- **Exercise details**: Extract every entry word for word. Skip the pictures.

* BEGIN Available records *

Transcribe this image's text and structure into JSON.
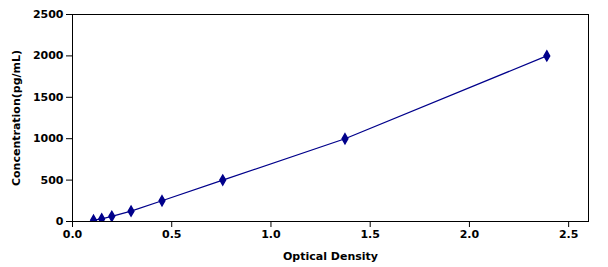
{
  "chart_data": {
    "type": "line",
    "x": [
      0.106,
      0.147,
      0.198,
      0.295,
      0.451,
      0.757,
      1.373,
      2.39
    ],
    "values": [
      15.6,
      31.2,
      62.5,
      125,
      250,
      500,
      1000,
      2000
    ],
    "color": "#00008B",
    "marker": "diamond",
    "line_style": "solid",
    "xlabel": "Optical Density",
    "ylabel": "Concentration(pg/mL)",
    "xlim": [
      0.0,
      2.6
    ],
    "ylim": [
      0,
      2500
    ],
    "xticks": [
      {
        "value": 0,
        "label": "0.0"
      },
      0.5,
      {
        "value": 1,
        "label": "1.0"
      },
      1.5,
      {
        "value": 2,
        "label": "2.0"
      },
      2.5
    ],
    "yticks": [
      0,
      500,
      1000,
      1500,
      2000,
      2500
    ],
    "grid": false
  }
}
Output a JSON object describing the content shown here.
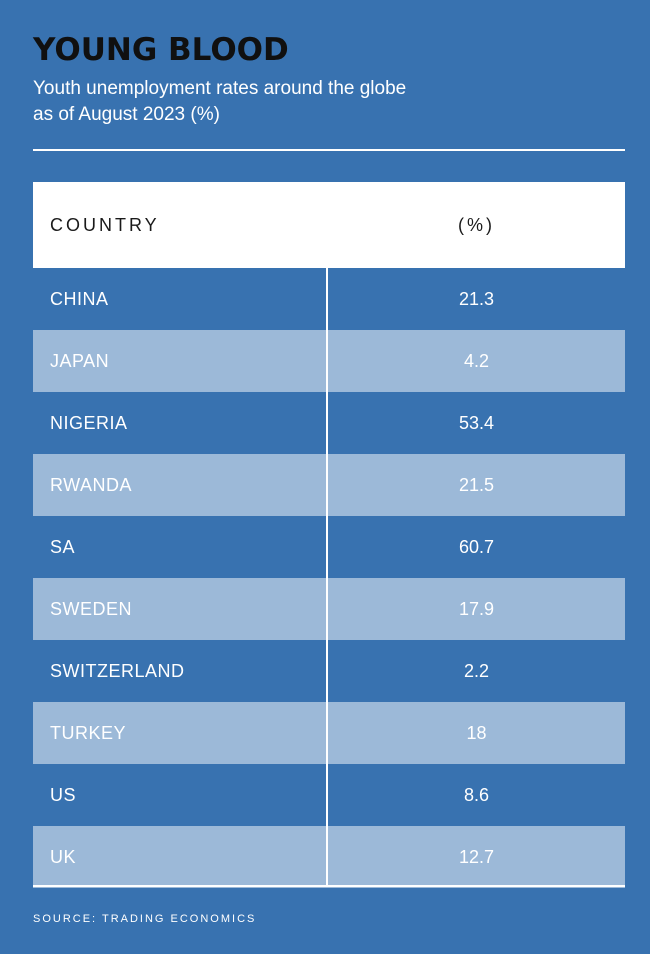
{
  "colors": {
    "background": "#3872b0",
    "alt_row": "#9cb9d8",
    "header_bg": "#ffffff",
    "title": "#101010"
  },
  "header": {
    "title": "YOUNG BLOOD",
    "subtitle": "Youth unemployment rates around the globe as of August 2023 (%)"
  },
  "chart_data": {
    "type": "table",
    "title": "YOUNG BLOOD",
    "subtitle": "Youth unemployment rates around the globe as of August 2023 (%)",
    "columns": [
      "COUNTRY",
      "(%)"
    ],
    "rows": [
      {
        "country": "CHINA",
        "value": "21.3"
      },
      {
        "country": "JAPAN",
        "value": "4.2"
      },
      {
        "country": "NIGERIA",
        "value": "53.4"
      },
      {
        "country": "RWANDA",
        "value": "21.5"
      },
      {
        "country": "SA",
        "value": "60.7"
      },
      {
        "country": "SWEDEN",
        "value": "17.9"
      },
      {
        "country": "SWITZERLAND",
        "value": "2.2"
      },
      {
        "country": "TURKEY",
        "value": "18"
      },
      {
        "country": "US",
        "value": "8.6"
      },
      {
        "country": "UK",
        "value": "12.7"
      }
    ]
  },
  "footer": {
    "source": "SOURCE: TRADING ECONOMICS"
  }
}
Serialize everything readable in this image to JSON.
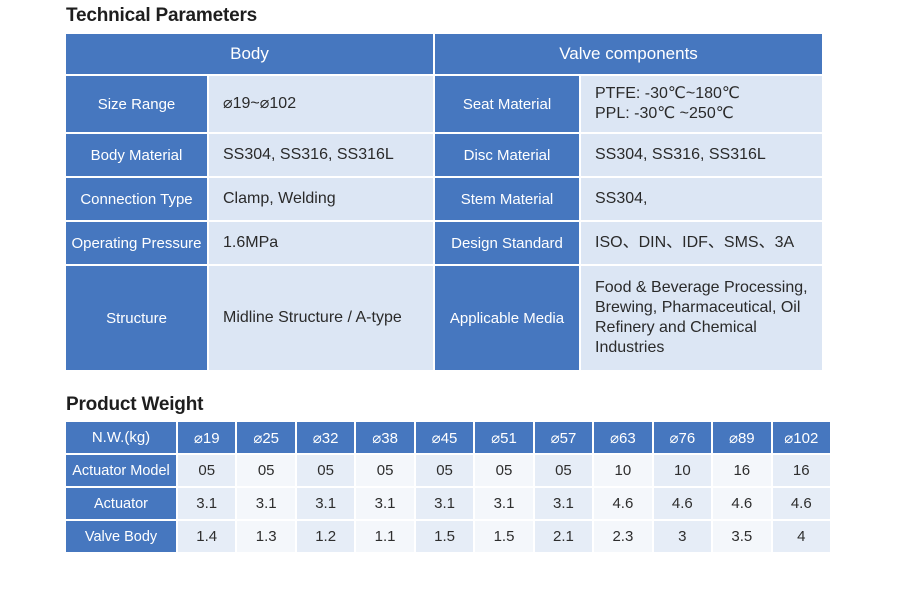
{
  "technical": {
    "title": "Technical Parameters",
    "headers": [
      "Body",
      "Valve components"
    ],
    "rows": [
      {
        "label_left": "Size Range",
        "value_left": [
          "⌀19~⌀102"
        ],
        "label_right": "Seat Material",
        "value_right": [
          "PTFE: -30℃~180℃",
          "PPL:  -30℃ ~250℃"
        ]
      },
      {
        "label_left": "Body Material",
        "value_left": [
          "SS304, SS316, SS316L"
        ],
        "label_right": "Disc Material",
        "value_right": [
          "SS304, SS316, SS316L"
        ]
      },
      {
        "label_left": "Connection Type",
        "value_left": [
          "Clamp, Welding"
        ],
        "label_right": "Stem Material",
        "value_right": [
          "SS304,"
        ]
      },
      {
        "label_left": "Operating Pressure",
        "value_left": [
          "1.6MPa"
        ],
        "label_right": "Design Standard",
        "value_right": [
          "ISO、DIN、IDF、SMS、3A"
        ]
      },
      {
        "label_left": "Structure",
        "value_left": [
          "Midline Structure / A-type"
        ],
        "label_right": "Applicable Media",
        "value_right": [
          "Food & Beverage Processing,",
          "Brewing, Pharmaceutical, Oil",
          "Refinery and Chemical",
          "Industries"
        ]
      }
    ]
  },
  "weight": {
    "title": "Product Weight",
    "header_label": "N.W.(kg)",
    "sizes": [
      "⌀19",
      "⌀25",
      "⌀32",
      "⌀38",
      "⌀45",
      "⌀51",
      "⌀57",
      "⌀63",
      "⌀76",
      "⌀89",
      "⌀102"
    ],
    "rows": [
      {
        "label": "Actuator Model",
        "values": [
          "05",
          "05",
          "05",
          "05",
          "05",
          "05",
          "05",
          "10",
          "10",
          "16",
          "16"
        ]
      },
      {
        "label": "Actuator",
        "values": [
          "3.1",
          "3.1",
          "3.1",
          "3.1",
          "3.1",
          "3.1",
          "3.1",
          "4.6",
          "4.6",
          "4.6",
          "4.6"
        ]
      },
      {
        "label": "Valve Body",
        "values": [
          "1.4",
          "1.3",
          "1.2",
          "1.1",
          "1.5",
          "1.5",
          "2.1",
          "2.3",
          "3",
          "3.5",
          "4"
        ]
      }
    ]
  }
}
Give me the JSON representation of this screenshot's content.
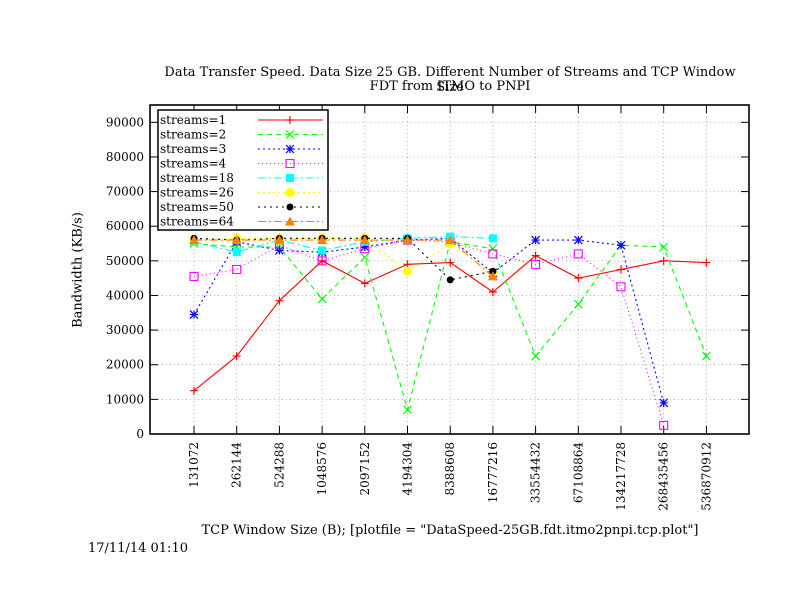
{
  "title_line1": "Data Transfer Speed. Data Size 25 GB. Different Number of Streams and TCP Window Size",
  "title_line2": "FDT from ITMO to PNPI",
  "timestamp": "17/11/14 01:10",
  "chart_data": {
    "type": "line",
    "title": "Data Transfer Speed. Data Size 25 GB. Different Number of Streams and TCP Window Size / FDT from ITMO to PNPI",
    "xlabel": "TCP Window Size (B); [plotfile = \"DataSpeed-25GB.fdt.itmo2pnpi.tcp.plot\"]",
    "ylabel": "Bandwidth (KB/s)",
    "categories": [
      "131072",
      "262144",
      "524288",
      "1048576",
      "2097152",
      "4194304",
      "8388608",
      "16777216",
      "33554432",
      "67108864",
      "134217728",
      "268435456",
      "536870912"
    ],
    "ylim": [
      0,
      95000
    ],
    "yticks": [
      0,
      10000,
      20000,
      30000,
      40000,
      50000,
      60000,
      70000,
      80000,
      90000
    ],
    "grid": true,
    "legend_position": "top-left",
    "series": [
      {
        "name": "streams=1",
        "color": "#ff0000",
        "dash": "",
        "marker": "plus",
        "values": [
          12500,
          22500,
          38500,
          50000,
          43500,
          49000,
          49500,
          41000,
          51500,
          45000,
          47500,
          50000,
          49500
        ]
      },
      {
        "name": "streams=2",
        "color": "#00ff00",
        "dash": "5,4",
        "marker": "x",
        "values": [
          55000,
          54000,
          54000,
          39000,
          51000,
          7000,
          55500,
          53500,
          22500,
          37500,
          54500,
          54000,
          22500
        ]
      },
      {
        "name": "streams=3",
        "color": "#0000ff",
        "dash": "2,3",
        "marker": "star",
        "values": [
          34500,
          55500,
          53000,
          52500,
          54000,
          56000,
          56500,
          46500,
          56000,
          56000,
          54500,
          9000,
          null
        ]
      },
      {
        "name": "streams=4",
        "color": "#ff00ff",
        "dash": "1,3",
        "marker": "square",
        "values": [
          45500,
          47500,
          54500,
          50000,
          53500,
          56000,
          55500,
          52000,
          49000,
          52000,
          42500,
          2500,
          null
        ]
      },
      {
        "name": "streams=18",
        "color": "#00ffff",
        "dash": "8,3,2,3",
        "marker": "filled-square",
        "values": [
          55500,
          52500,
          56000,
          53000,
          55500,
          56500,
          57000,
          56500,
          null,
          null,
          null,
          null,
          null
        ]
      },
      {
        "name": "streams=26",
        "color": "#ffff00",
        "dash": "2,3",
        "marker": "circle",
        "values": [
          56000,
          56500,
          56500,
          56500,
          56500,
          47000,
          55000,
          46500,
          null,
          null,
          null,
          null,
          null
        ]
      },
      {
        "name": "streams=50",
        "color": "#000000",
        "dash": "2,4",
        "marker": "filled-circle",
        "values": [
          56500,
          56000,
          56500,
          56500,
          56500,
          56500,
          44500,
          47000,
          null,
          null,
          null,
          null,
          null
        ]
      },
      {
        "name": "streams=64",
        "color": "#ff8000",
        "dash": "8,3,2,3",
        "marker": "triangle",
        "values": [
          56000,
          56000,
          56000,
          56000,
          56000,
          56000,
          56000,
          45500,
          null,
          null,
          null,
          null,
          null
        ]
      }
    ]
  }
}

* END Available records *

- **Right answer**:
Transcribe this image's text and structure into JSON.
{
  "chart_data": {
    "type": "line",
    "x": [
      0.106,
      0.147,
      0.198,
      0.295,
      0.451,
      0.757,
      1.373,
      2.39
    ],
    "values": [
      15.6,
      31.2,
      62.5,
      125,
      250,
      500,
      1000,
      2000
    ],
    "color": "#00008B",
    "marker": "diamond",
    "line_style": "solid",
    "xlabel": "Optical Density",
    "ylabel": "Concentration(pg/mL)",
    "xlim": [
      0.0,
      2.6
    ],
    "ylim": [
      0,
      2500
    ],
    "xticks": [
      {
        "value": 0,
        "label": "0.0"
      },
      0.5,
      {
        "value": 1,
        "label": "1.0"
      },
      1.5,
      {
        "value": 2,
        "label": "2.0"
      },
      2.5
    ],
    "yticks": [
      0,
      500,
      1000,
      1500,
      2000,
      2500
    ],
    "grid": false
  }
}
Output a JSON object describing the content shown here.
{
  "colors": {
    "background": "#3872b0",
    "alt_row": "#9cb9d8",
    "header_bg": "#ffffff",
    "title": "#101010"
  },
  "header": {
    "title": "YOUNG BLOOD",
    "subtitle": "Youth unemployment rates around the globe as of August 2023 (%)"
  },
  "chart_data": {
    "type": "table",
    "title": "YOUNG BLOOD",
    "subtitle": "Youth unemployment rates around the globe as of August 2023 (%)",
    "columns": [
      "COUNTRY",
      "(%)"
    ],
    "rows": [
      {
        "country": "CHINA",
        "value": "21.3"
      },
      {
        "country": "JAPAN",
        "value": "4.2"
      },
      {
        "country": "NIGERIA",
        "value": "53.4"
      },
      {
        "country": "RWANDA",
        "value": "21.5"
      },
      {
        "country": "SA",
        "value": "60.7"
      },
      {
        "country": "SWEDEN",
        "value": "17.9"
      },
      {
        "country": "SWITZERLAND",
        "value": "2.2"
      },
      {
        "country": "TURKEY",
        "value": "18"
      },
      {
        "country": "US",
        "value": "8.6"
      },
      {
        "country": "UK",
        "value": "12.7"
      }
    ]
  },
  "footer": {
    "source": "SOURCE: TRADING ECONOMICS"
  }
}
Serialize everything readable in this image to JSON.
{
  "technical": {
    "title": "Technical Parameters",
    "headers": [
      "Body",
      "Valve components"
    ],
    "rows": [
      {
        "label_left": "Size Range",
        "value_left": [
          "⌀19~⌀102"
        ],
        "label_right": "Seat Material",
        "value_right": [
          "PTFE: -30℃~180℃",
          "PPL:  -30℃ ~250℃"
        ]
      },
      {
        "label_left": "Body Material",
        "value_left": [
          "SS304, SS316, SS316L"
        ],
        "label_right": "Disc Material",
        "value_right": [
          "SS304, SS316, SS316L"
        ]
      },
      {
        "label_left": "Connection Type",
        "value_left": [
          "Clamp, Welding"
        ],
        "label_right": "Stem Material",
        "value_right": [
          "SS304,"
        ]
      },
      {
        "label_left": "Operating Pressure",
        "value_left": [
          "1.6MPa"
        ],
        "label_right": "Design Standard",
        "value_right": [
          "ISO、DIN、IDF、SMS、3A"
        ]
      },
      {
        "label_left": "Structure",
        "value_left": [
          "Midline Structure / A-type"
        ],
        "label_right": "Applicable Media",
        "value_right": [
          "Food & Beverage Processing,",
          "Brewing, Pharmaceutical, Oil",
          "Refinery and Chemical",
          "Industries"
        ]
      }
    ]
  },
  "weight": {
    "title": "Product Weight",
    "header_label": "N.W.(kg)",
    "sizes": [
      "⌀19",
      "⌀25",
      "⌀32",
      "⌀38",
      "⌀45",
      "⌀51",
      "⌀57",
      "⌀63",
      "⌀76",
      "⌀89",
      "⌀102"
    ],
    "rows": [
      {
        "label": "Actuator Model",
        "values": [
          "05",
          "05",
          "05",
          "05",
          "05",
          "05",
          "05",
          "10",
          "10",
          "16",
          "16"
        ]
      },
      {
        "label": "Actuator",
        "values": [
          "3.1",
          "3.1",
          "3.1",
          "3.1",
          "3.1",
          "3.1",
          "3.1",
          "4.6",
          "4.6",
          "4.6",
          "4.6"
        ]
      },
      {
        "label": "Valve Body",
        "values": [
          "1.4",
          "1.3",
          "1.2",
          "1.1",
          "1.5",
          "1.5",
          "2.1",
          "2.3",
          "3",
          "3.5",
          "4"
        ]
      }
    ]
  }
}
Give me the JSON representation of this screenshot's content.
{
  "title_line1": "Data Transfer Speed. Data Size 25 GB. Different Number of Streams and TCP Window Size",
  "title_line2": "FDT from ITMO to PNPI",
  "timestamp": "17/11/14 01:10",
  "chart_data": {
    "type": "line",
    "title": "Data Transfer Speed. Data Size 25 GB. Different Number of Streams and TCP Window Size / FDT from ITMO to PNPI",
    "xlabel": "TCP Window Size (B); [plotfile = \"DataSpeed-25GB.fdt.itmo2pnpi.tcp.plot\"]",
    "ylabel": "Bandwidth (KB/s)",
    "categories": [
      "131072",
      "262144",
      "524288",
      "1048576",
      "2097152",
      "4194304",
      "8388608",
      "16777216",
      "33554432",
      "67108864",
      "134217728",
      "268435456",
      "536870912"
    ],
    "ylim": [
      0,
      95000
    ],
    "yticks": [
      0,
      10000,
      20000,
      30000,
      40000,
      50000,
      60000,
      70000,
      80000,
      90000
    ],
    "grid": true,
    "legend_position": "top-left",
    "series": [
      {
        "name": "streams=1",
        "color": "#ff0000",
        "dash": "",
        "marker": "plus",
        "values": [
          12500,
          22500,
          38500,
          50000,
          43500,
          49000,
          49500,
          41000,
          51500,
          45000,
          47500,
          50000,
          49500
        ]
      },
      {
        "name": "streams=2",
        "color": "#00ff00",
        "dash": "5,4",
        "marker": "x",
        "values": [
          55000,
          54000,
          54000,
          39000,
          51000,
          7000,
          55500,
          53500,
          22500,
          37500,
          54500,
          54000,
          22500
        ]
      },
      {
        "name": "streams=3",
        "color": "#0000ff",
        "dash": "2,3",
        "marker": "star",
        "values": [
          34500,
          55500,
          53000,
          52500,
          54000,
          56000,
          56500,
          46500,
          56000,
          56000,
          54500,
          9000,
          null
        ]
      },
      {
        "name": "streams=4",
        "color": "#ff00ff",
        "dash": "1,3",
        "marker": "square",
        "values": [
          45500,
          47500,
          54500,
          50000,
          53500,
          56000,
          55500,
          52000,
          49000,
          52000,
          42500,
          2500,
          null
        ]
      },
      {
        "name": "streams=18",
        "color": "#00ffff",
        "dash": "8,3,2,3",
        "marker": "filled-square",
        "values": [
          55500,
          52500,
          56000,
          53000,
          55500,
          56500,
          57000,
          56500,
          null,
          null,
          null,
          null,
          null
        ]
      },
      {
        "name": "streams=26",
        "color": "#ffff00",
        "dash": "2,3",
        "marker": "circle",
        "values": [
          56000,
          56500,
          56500,
          56500,
          56500,
          47000,
          55000,
          46500,
          null,
          null,
          null,
          null,
          null
        ]
      },
      {
        "name": "streams=50",
        "color": "#000000",
        "dash": "2,4",
        "marker": "filled-circle",
        "values": [
          56500,
          56000,
          56500,
          56500,
          56500,
          56500,
          44500,
          47000,
          null,
          null,
          null,
          null,
          null
        ]
      },
      {
        "name": "streams=64",
        "color": "#ff8000",
        "dash": "8,3,2,3",
        "marker": "triangle",
        "values": [
          56000,
          56000,
          56000,
          56000,
          56000,
          56000,
          56000,
          45500,
          null,
          null,
          null,
          null,
          null
        ]
      }
    ]
  }
}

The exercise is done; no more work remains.